# [What needs to be done]
Only a number is wanted. Count the lines holding the string "Apparent".

start Given entries

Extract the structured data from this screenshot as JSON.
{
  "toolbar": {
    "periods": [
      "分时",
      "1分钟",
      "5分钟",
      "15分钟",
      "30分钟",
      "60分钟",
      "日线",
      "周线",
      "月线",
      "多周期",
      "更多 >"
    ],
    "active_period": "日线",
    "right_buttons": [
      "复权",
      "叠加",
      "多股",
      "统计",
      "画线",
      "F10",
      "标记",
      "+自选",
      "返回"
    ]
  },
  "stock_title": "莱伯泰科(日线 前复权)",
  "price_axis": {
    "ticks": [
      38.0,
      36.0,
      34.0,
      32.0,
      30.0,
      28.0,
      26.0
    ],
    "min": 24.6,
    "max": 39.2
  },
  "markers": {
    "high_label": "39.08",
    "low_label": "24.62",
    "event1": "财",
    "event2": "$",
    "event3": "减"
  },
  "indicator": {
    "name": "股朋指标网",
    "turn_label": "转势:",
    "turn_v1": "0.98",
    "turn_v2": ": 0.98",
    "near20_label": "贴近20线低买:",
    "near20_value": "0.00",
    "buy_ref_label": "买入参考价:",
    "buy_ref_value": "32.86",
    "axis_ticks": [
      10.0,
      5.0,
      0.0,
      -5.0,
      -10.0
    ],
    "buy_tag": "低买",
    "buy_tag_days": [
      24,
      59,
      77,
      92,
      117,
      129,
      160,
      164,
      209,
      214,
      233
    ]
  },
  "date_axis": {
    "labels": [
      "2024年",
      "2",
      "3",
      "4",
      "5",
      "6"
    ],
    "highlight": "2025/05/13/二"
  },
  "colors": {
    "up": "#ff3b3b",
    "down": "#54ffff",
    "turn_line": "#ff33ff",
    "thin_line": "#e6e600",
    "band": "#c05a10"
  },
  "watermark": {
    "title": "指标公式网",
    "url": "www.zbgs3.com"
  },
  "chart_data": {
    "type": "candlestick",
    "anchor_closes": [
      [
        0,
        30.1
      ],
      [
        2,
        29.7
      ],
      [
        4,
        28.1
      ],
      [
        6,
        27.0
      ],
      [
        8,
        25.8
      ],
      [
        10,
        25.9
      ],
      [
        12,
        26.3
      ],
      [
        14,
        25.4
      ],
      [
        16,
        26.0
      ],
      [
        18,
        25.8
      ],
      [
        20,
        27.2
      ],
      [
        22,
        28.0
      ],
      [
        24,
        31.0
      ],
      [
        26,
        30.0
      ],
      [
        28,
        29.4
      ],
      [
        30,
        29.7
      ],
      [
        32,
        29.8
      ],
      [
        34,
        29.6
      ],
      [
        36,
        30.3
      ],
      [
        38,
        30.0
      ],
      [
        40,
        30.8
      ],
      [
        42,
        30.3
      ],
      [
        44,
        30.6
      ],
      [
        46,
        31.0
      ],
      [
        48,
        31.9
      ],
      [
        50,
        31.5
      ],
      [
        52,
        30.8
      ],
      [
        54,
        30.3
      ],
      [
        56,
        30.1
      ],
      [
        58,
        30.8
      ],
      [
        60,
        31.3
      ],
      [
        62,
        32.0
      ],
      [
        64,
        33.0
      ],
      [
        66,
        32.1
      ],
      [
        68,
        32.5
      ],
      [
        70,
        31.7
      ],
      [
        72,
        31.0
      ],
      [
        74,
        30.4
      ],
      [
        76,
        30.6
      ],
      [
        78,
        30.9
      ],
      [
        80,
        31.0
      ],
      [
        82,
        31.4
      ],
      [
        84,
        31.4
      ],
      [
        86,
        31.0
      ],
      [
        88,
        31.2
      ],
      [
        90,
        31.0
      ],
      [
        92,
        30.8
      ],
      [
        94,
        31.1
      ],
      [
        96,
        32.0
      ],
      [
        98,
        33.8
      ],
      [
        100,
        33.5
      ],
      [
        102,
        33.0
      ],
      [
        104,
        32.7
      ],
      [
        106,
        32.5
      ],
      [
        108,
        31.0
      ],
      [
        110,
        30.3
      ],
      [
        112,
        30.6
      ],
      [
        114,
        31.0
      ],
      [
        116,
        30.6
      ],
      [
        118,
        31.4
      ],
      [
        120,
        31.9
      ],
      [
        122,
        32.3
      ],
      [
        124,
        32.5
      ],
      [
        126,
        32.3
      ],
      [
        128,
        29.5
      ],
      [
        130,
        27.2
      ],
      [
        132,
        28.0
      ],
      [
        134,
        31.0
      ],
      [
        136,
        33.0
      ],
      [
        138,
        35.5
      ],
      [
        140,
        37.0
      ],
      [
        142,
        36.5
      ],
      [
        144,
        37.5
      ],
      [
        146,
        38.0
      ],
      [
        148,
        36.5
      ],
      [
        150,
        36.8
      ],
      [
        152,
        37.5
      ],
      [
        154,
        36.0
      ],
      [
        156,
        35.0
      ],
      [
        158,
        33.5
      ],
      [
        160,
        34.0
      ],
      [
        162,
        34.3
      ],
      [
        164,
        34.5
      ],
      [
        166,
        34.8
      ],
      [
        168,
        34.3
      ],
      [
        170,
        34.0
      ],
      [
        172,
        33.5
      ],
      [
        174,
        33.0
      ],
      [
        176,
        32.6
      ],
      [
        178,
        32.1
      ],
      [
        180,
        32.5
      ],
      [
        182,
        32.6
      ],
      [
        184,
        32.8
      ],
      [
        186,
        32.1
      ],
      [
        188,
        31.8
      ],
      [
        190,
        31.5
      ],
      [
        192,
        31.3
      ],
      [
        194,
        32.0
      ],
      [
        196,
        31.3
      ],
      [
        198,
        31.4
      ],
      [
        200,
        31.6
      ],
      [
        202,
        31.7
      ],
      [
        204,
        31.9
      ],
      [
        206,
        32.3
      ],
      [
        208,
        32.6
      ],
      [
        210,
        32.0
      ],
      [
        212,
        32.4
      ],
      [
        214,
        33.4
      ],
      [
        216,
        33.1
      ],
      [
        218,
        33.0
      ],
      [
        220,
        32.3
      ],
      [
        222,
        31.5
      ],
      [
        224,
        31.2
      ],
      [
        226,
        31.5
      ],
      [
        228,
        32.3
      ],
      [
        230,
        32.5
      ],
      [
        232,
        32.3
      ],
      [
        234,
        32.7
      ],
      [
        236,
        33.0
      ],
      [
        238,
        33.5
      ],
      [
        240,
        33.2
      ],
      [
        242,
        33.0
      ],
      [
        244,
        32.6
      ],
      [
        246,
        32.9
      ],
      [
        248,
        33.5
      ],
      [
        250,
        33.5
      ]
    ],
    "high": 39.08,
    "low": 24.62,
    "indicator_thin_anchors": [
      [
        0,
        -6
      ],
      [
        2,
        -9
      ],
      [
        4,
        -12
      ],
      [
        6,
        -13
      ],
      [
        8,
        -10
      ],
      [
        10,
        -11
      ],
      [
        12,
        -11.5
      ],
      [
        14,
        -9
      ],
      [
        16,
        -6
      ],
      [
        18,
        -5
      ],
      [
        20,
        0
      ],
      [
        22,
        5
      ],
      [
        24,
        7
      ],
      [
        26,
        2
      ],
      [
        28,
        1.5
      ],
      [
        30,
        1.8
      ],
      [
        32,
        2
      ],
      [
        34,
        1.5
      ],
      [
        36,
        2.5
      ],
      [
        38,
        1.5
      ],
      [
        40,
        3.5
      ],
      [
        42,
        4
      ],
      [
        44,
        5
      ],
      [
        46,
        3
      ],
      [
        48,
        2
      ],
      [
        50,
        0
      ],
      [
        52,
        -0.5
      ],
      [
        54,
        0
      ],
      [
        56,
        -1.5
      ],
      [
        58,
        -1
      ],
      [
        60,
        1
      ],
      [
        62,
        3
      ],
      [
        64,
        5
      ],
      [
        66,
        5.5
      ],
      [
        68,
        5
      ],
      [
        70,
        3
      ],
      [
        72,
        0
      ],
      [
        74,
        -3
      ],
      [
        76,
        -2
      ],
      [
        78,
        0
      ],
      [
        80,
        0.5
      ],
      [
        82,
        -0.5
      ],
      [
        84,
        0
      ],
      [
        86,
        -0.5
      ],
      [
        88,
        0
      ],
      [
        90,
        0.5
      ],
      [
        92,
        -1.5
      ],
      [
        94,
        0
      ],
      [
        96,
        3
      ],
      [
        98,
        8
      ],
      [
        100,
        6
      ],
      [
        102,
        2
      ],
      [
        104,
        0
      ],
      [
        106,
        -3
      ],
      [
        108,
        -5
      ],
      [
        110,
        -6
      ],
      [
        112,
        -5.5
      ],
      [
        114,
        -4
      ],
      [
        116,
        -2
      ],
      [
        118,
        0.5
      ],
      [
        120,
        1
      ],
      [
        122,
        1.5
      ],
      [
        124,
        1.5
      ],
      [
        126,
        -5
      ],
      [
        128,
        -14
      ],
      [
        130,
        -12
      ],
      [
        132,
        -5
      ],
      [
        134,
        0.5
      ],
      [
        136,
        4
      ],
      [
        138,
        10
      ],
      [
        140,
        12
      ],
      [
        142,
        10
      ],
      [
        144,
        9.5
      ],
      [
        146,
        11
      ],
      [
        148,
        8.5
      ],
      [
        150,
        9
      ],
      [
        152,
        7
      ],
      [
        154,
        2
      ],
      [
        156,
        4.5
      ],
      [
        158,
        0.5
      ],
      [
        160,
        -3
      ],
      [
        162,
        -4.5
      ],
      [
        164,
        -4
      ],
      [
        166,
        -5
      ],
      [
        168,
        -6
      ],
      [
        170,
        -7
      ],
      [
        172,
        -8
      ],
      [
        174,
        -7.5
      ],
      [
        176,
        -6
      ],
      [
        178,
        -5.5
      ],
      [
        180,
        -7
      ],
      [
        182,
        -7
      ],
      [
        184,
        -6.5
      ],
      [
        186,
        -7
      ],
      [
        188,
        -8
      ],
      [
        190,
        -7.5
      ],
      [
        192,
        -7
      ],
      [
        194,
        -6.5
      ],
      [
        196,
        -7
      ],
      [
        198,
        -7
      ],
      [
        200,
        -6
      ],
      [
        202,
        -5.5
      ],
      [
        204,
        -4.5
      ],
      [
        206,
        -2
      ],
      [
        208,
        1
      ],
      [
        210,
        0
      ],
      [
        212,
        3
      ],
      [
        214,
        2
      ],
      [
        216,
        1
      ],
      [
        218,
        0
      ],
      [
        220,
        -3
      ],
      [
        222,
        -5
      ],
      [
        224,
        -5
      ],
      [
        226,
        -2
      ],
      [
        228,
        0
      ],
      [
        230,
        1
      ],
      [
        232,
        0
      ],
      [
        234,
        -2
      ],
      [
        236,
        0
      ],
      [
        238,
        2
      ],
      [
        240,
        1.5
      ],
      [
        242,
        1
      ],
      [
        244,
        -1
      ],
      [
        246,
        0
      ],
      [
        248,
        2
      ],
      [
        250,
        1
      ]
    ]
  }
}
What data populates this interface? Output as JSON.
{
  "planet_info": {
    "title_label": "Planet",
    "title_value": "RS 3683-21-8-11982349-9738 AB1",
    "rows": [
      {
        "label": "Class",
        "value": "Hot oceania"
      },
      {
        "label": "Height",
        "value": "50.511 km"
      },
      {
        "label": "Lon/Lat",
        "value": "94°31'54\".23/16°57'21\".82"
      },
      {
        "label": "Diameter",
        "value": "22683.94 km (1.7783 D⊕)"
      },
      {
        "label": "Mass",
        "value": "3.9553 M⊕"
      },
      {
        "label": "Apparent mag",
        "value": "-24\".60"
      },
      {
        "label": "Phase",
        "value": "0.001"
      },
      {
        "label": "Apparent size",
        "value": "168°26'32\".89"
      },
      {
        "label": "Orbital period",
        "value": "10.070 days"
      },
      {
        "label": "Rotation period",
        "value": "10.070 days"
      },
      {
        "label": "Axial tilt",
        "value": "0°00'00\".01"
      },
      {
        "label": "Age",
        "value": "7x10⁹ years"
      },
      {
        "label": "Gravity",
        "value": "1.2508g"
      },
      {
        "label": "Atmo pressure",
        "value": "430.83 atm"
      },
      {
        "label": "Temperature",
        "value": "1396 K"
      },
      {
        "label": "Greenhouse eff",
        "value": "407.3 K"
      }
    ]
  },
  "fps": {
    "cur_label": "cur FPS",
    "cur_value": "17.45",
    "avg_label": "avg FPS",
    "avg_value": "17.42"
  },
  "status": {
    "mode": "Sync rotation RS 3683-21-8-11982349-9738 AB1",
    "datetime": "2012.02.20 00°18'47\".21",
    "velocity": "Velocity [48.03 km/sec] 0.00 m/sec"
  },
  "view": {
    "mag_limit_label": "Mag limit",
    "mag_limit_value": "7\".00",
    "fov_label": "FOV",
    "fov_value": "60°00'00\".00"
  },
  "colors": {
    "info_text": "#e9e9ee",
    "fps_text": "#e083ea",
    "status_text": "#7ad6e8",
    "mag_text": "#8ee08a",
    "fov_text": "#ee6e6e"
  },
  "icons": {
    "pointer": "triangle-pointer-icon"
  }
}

end Given entries

# [Output for this exercise]
2